Omit the images, then print each record below exactly as it reads.
──────────
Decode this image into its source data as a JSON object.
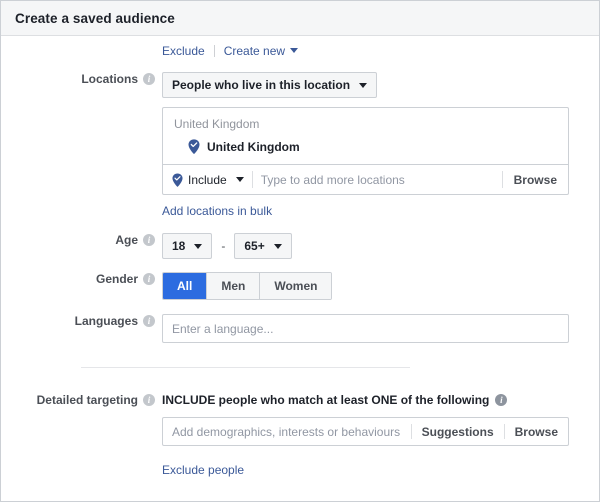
{
  "panel": {
    "title": "Create a saved audience"
  },
  "top_links": {
    "exclude_label": "Exclude",
    "create_new_label": "Create new"
  },
  "locations": {
    "label": "Locations",
    "mode_dropdown_value": "People who live in this location",
    "group_title": "United Kingdom",
    "selected_location": "United Kingdom",
    "include_label": "Include",
    "input_value": "",
    "input_placeholder": "Type to add more locations",
    "browse_label": "Browse",
    "bulk_link_label": "Add locations in bulk"
  },
  "age": {
    "label": "Age",
    "min_value": "18",
    "max_value": "65+",
    "separator": "-"
  },
  "gender": {
    "label": "Gender",
    "options": [
      {
        "label": "All",
        "selected": true
      },
      {
        "label": "Men",
        "selected": false
      },
      {
        "label": "Women",
        "selected": false
      }
    ]
  },
  "languages": {
    "label": "Languages",
    "input_value": "",
    "input_placeholder": "Enter a language..."
  },
  "detailed_targeting": {
    "label": "Detailed targeting",
    "heading": "INCLUDE people who match at least ONE of the following",
    "input_value": "",
    "input_placeholder": "Add demographics, interests or behaviours",
    "suggestions_label": "Suggestions",
    "browse_label": "Browse",
    "exclude_link_label": "Exclude people"
  },
  "icons": {
    "info": "i",
    "map_pin": "map-pin-check-icon",
    "caret_down": "chevron-down-icon"
  },
  "colors": {
    "accent_blue": "#2c6ce0",
    "link_blue": "#3b5998",
    "header_bg": "#f5f6f7",
    "border": "#ccd0d5",
    "text_dark": "#1d2129",
    "text_muted": "#90949c"
  }
}
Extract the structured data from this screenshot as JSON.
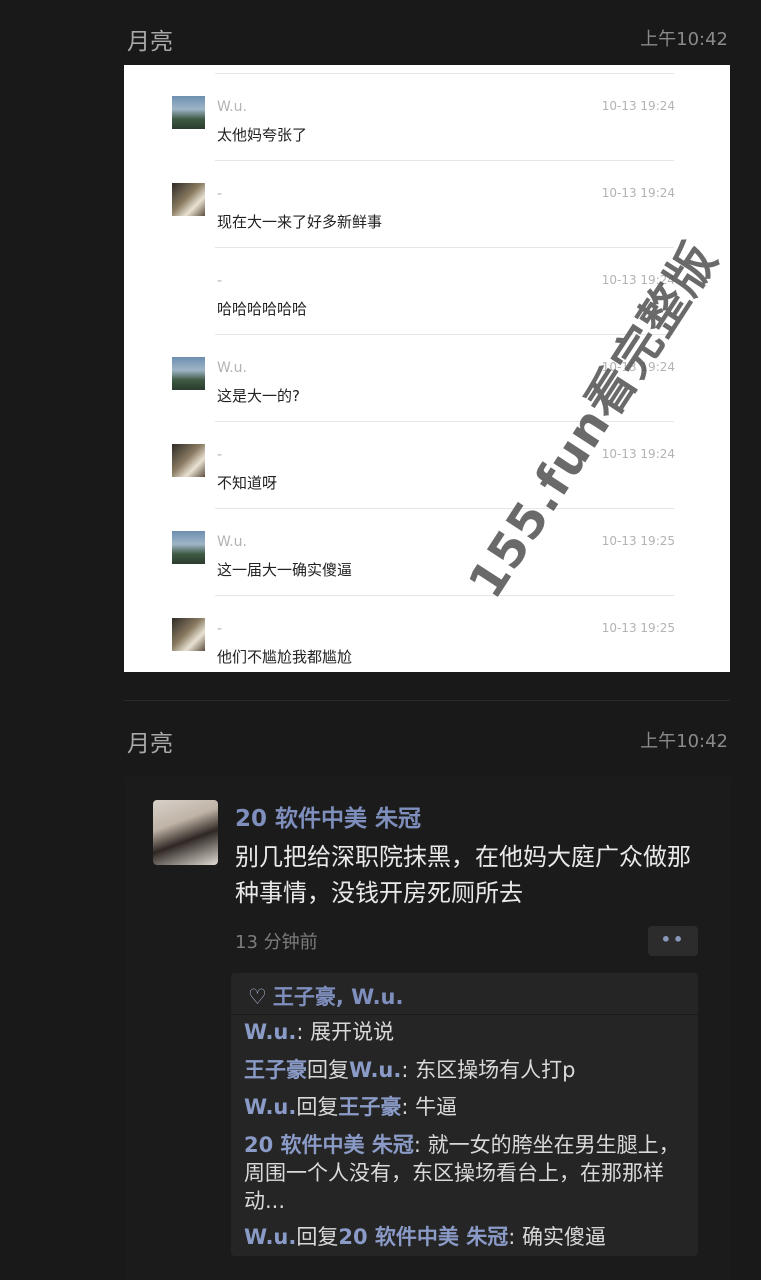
{
  "message1": {
    "sender": "月亮",
    "time": "上午10:42"
  },
  "screenshot": {
    "rows": [
      {
        "avatar": "landscape-avatar",
        "name": "W.u.",
        "time": "10-13 19:24",
        "text": "太他妈夸张了"
      },
      {
        "avatar": "room-avatar",
        "name": "-",
        "time": "10-13 19:24",
        "text": "现在大一来了好多新鲜事"
      },
      {
        "avatar": "none",
        "name": "-",
        "time": "10-13 19:24",
        "text": "哈哈哈哈哈哈"
      },
      {
        "avatar": "landscape-avatar",
        "name": "W.u.",
        "time": "10-13 19:24",
        "text": "这是大一的?"
      },
      {
        "avatar": "room-avatar",
        "name": "-",
        "time": "10-13 19:24",
        "text": "不知道呀"
      },
      {
        "avatar": "landscape-avatar",
        "name": "W.u.",
        "time": "10-13 19:25",
        "text": "这一届大一确实傻逼"
      },
      {
        "avatar": "room-avatar",
        "name": "-",
        "time": "10-13 19:25",
        "text": "他们不尴尬我都尴尬"
      }
    ],
    "watermark": "155.fun看完整版"
  },
  "message2": {
    "sender": "月亮",
    "time": "上午10:42"
  },
  "moment": {
    "author": "20 软件中美 朱冠",
    "text": "别几把给深职院抹黑，在他妈大庭广众做那种事情，没钱开房死厕所去",
    "time": "13 分钟前",
    "more_icon": "••",
    "likes": "王子豪, W.u.",
    "comments": [
      {
        "name": "W.u.",
        "reply_word": "",
        "reply_to": "",
        "text": ": 展开说说"
      },
      {
        "name": "王子豪",
        "reply_word": "回复",
        "reply_to": "W.u.",
        "text": ": 东区操场有人打p"
      },
      {
        "name": "W.u.",
        "reply_word": "回复",
        "reply_to": "王子豪",
        "text": ": 牛逼"
      },
      {
        "name": "20 软件中美 朱冠",
        "reply_word": "",
        "reply_to": "",
        "text": ": 就一女的胯坐在男生腿上，周围一个人没有，东区操场看台上，在那那样动..."
      },
      {
        "name": "W.u.",
        "reply_word": "回复",
        "reply_to": "20 软件中美 朱冠",
        "text": ": 确实傻逼"
      }
    ]
  },
  "colors": {
    "background": "#191919",
    "link_name": "#8b9bc8",
    "card": "#ffffff"
  }
}
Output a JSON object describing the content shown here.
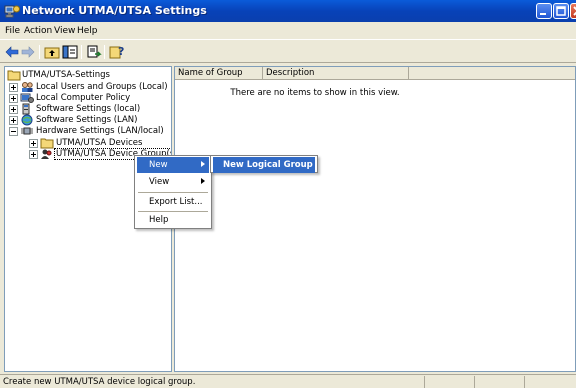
{
  "window": {
    "title": "Network UTMA/UTSA Settings",
    "title_icon": "network-settings-icon",
    "controls": [
      "minimize-icon",
      "maximize-icon",
      "close-icon"
    ]
  },
  "menubar": {
    "items": [
      "File",
      "Action",
      "View",
      "Help"
    ]
  },
  "toolbar": {
    "buttons": [
      "back-arrow-icon",
      "forward-arrow-icon",
      "up-folder-icon",
      "show-hide-tree-icon",
      "export-list-icon",
      "help-icon"
    ]
  },
  "tree": {
    "root": "UTMA/UTSA-Settings",
    "items": [
      {
        "label": "Local Users and Groups (Local)",
        "icon": "users-icon",
        "expander": "plus"
      },
      {
        "label": "Local Computer Policy",
        "icon": "policy-icon",
        "expander": "plus"
      },
      {
        "label": "Software Settings (local)",
        "icon": "software-icon",
        "expander": "plus"
      },
      {
        "label": "Software Settings (LAN)",
        "icon": "software-lan-icon",
        "expander": "plus"
      },
      {
        "label": "Hardware Settings (LAN/local)",
        "icon": "hardware-icon",
        "expander": "minus"
      },
      {
        "label": "UTMA/UTSA Devices",
        "icon": "folder-icon",
        "expander": "plus"
      },
      {
        "label": "UTMA/UTSA Device Group(s)",
        "icon": "device-group-icon",
        "expander": "plus"
      }
    ]
  },
  "list": {
    "columns": [
      "Name of Group",
      "Description"
    ],
    "empty_message": "There are no items to show in this view."
  },
  "context_menu": {
    "items": [
      {
        "label": "New",
        "has_submenu": true,
        "highlighted": true
      },
      {
        "label": "View",
        "has_submenu": true,
        "highlighted": false
      },
      {
        "label": "Export List...",
        "has_submenu": false,
        "highlighted": false
      },
      {
        "label": "Help",
        "has_submenu": false,
        "highlighted": false
      }
    ]
  },
  "submenu": {
    "items": [
      {
        "label": "New Logical Group",
        "highlighted": true
      }
    ]
  },
  "status_bar": {
    "text": "Create  new UTMA/UTSA device logical group."
  },
  "colors": {
    "titlebar": "#0842b8",
    "menu_highlight": "#316ac5",
    "chrome": "#ece9d8"
  }
}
──────────
*EXERCISE ANSWER:*
Decode this image into its source data as a JSON object.
{
  "panel": {
    "title": "Create a saved audience"
  },
  "top_links": {
    "exclude_label": "Exclude",
    "create_new_label": "Create new"
  },
  "locations": {
    "label": "Locations",
    "mode_dropdown_value": "People who live in this location",
    "group_title": "United Kingdom",
    "selected_location": "United Kingdom",
    "include_label": "Include",
    "input_value": "",
    "input_placeholder": "Type to add more locations",
    "browse_label": "Browse",
    "bulk_link_label": "Add locations in bulk"
  },
  "age": {
    "label": "Age",
    "min_value": "18",
    "max_value": "65+",
    "separator": "-"
  },
  "gender": {
    "label": "Gender",
    "options": [
      {
        "label": "All",
        "selected": true
      },
      {
        "label": "Men",
        "selected": false
      },
      {
        "label": "Women",
        "selected": false
      }
    ]
  },
  "languages": {
    "label": "Languages",
    "input_value": "",
    "input_placeholder": "Enter a language..."
  },
  "detailed_targeting": {
    "label": "Detailed targeting",
    "heading": "INCLUDE people who match at least ONE of the following",
    "input_value": "",
    "input_placeholder": "Add demographics, interests or behaviours",
    "suggestions_label": "Suggestions",
    "browse_label": "Browse",
    "exclude_link_label": "Exclude people"
  },
  "icons": {
    "info": "i",
    "map_pin": "map-pin-check-icon",
    "caret_down": "chevron-down-icon"
  },
  "colors": {
    "accent_blue": "#2c6ce0",
    "link_blue": "#3b5998",
    "header_bg": "#f5f6f7",
    "border": "#ccd0d5",
    "text_dark": "#1d2129",
    "text_muted": "#90949c"
  }
}
Extract the structured data from this screenshot as JSON.
{
  "message1": {
    "sender": "月亮",
    "time": "上午10:42"
  },
  "screenshot": {
    "rows": [
      {
        "avatar": "landscape-avatar",
        "name": "W.u.",
        "time": "10-13 19:24",
        "text": "太他妈夸张了"
      },
      {
        "avatar": "room-avatar",
        "name": "-",
        "time": "10-13 19:24",
        "text": "现在大一来了好多新鲜事"
      },
      {
        "avatar": "none",
        "name": "-",
        "time": "10-13 19:24",
        "text": "哈哈哈哈哈哈"
      },
      {
        "avatar": "landscape-avatar",
        "name": "W.u.",
        "time": "10-13 19:24",
        "text": "这是大一的?"
      },
      {
        "avatar": "room-avatar",
        "name": "-",
        "time": "10-13 19:24",
        "text": "不知道呀"
      },
      {
        "avatar": "landscape-avatar",
        "name": "W.u.",
        "time": "10-13 19:25",
        "text": "这一届大一确实傻逼"
      },
      {
        "avatar": "room-avatar",
        "name": "-",
        "time": "10-13 19:25",
        "text": "他们不尴尬我都尴尬"
      }
    ],
    "watermark": "155.fun看完整版"
  },
  "message2": {
    "sender": "月亮",
    "time": "上午10:42"
  },
  "moment": {
    "author": "20 软件中美 朱冠",
    "text": "别几把给深职院抹黑，在他妈大庭广众做那种事情，没钱开房死厕所去",
    "time": "13 分钟前",
    "more_icon": "••",
    "likes": "王子豪, W.u.",
    "comments": [
      {
        "name": "W.u.",
        "reply_word": "",
        "reply_to": "",
        "text": ": 展开说说"
      },
      {
        "name": "王子豪",
        "reply_word": "回复",
        "reply_to": "W.u.",
        "text": ": 东区操场有人打p"
      },
      {
        "name": "W.u.",
        "reply_word": "回复",
        "reply_to": "王子豪",
        "text": ": 牛逼"
      },
      {
        "name": "20 软件中美 朱冠",
        "reply_word": "",
        "reply_to": "",
        "text": ": 就一女的胯坐在男生腿上，周围一个人没有，东区操场看台上，在那那样动..."
      },
      {
        "name": "W.u.",
        "reply_word": "回复",
        "reply_to": "20 软件中美 朱冠",
        "text": ": 确实傻逼"
      }
    ]
  },
  "colors": {
    "background": "#191919",
    "link_name": "#8b9bc8",
    "card": "#ffffff"
  }
}
Output a JSON object describing the content shown here.
{
  "window": {
    "title": "Network UTMA/UTSA Settings",
    "title_icon": "network-settings-icon",
    "controls": [
      "minimize-icon",
      "maximize-icon",
      "close-icon"
    ]
  },
  "menubar": {
    "items": [
      "File",
      "Action",
      "View",
      "Help"
    ]
  },
  "toolbar": {
    "buttons": [
      "back-arrow-icon",
      "forward-arrow-icon",
      "up-folder-icon",
      "show-hide-tree-icon",
      "export-list-icon",
      "help-icon"
    ]
  },
  "tree": {
    "root": "UTMA/UTSA-Settings",
    "items": [
      {
        "label": "Local Users and Groups (Local)",
        "icon": "users-icon",
        "expander": "plus"
      },
      {
        "label": "Local Computer Policy",
        "icon": "policy-icon",
        "expander": "plus"
      },
      {
        "label": "Software Settings (local)",
        "icon": "software-icon",
        "expander": "plus"
      },
      {
        "label": "Software Settings (LAN)",
        "icon": "software-lan-icon",
        "expander": "plus"
      },
      {
        "label": "Hardware Settings (LAN/local)",
        "icon": "hardware-icon",
        "expander": "minus"
      },
      {
        "label": "UTMA/UTSA Devices",
        "icon": "folder-icon",
        "expander": "plus"
      },
      {
        "label": "UTMA/UTSA Device Group(s)",
        "icon": "device-group-icon",
        "expander": "plus"
      }
    ]
  },
  "list": {
    "columns": [
      "Name of Group",
      "Description"
    ],
    "empty_message": "There are no items to show in this view."
  },
  "context_menu": {
    "items": [
      {
        "label": "New",
        "has_submenu": true,
        "highlighted": true
      },
      {
        "label": "View",
        "has_submenu": true,
        "highlighted": false
      },
      {
        "label": "Export List...",
        "has_submenu": false,
        "highlighted": false
      },
      {
        "label": "Help",
        "has_submenu": false,
        "highlighted": false
      }
    ]
  },
  "submenu": {
    "items": [
      {
        "label": "New Logical Group",
        "highlighted": true
      }
    ]
  },
  "status_bar": {
    "text": "Create  new UTMA/UTSA device logical group."
  },
  "colors": {
    "titlebar": "#0842b8",
    "menu_highlight": "#316ac5",
    "chrome": "#ece9d8"
  }
}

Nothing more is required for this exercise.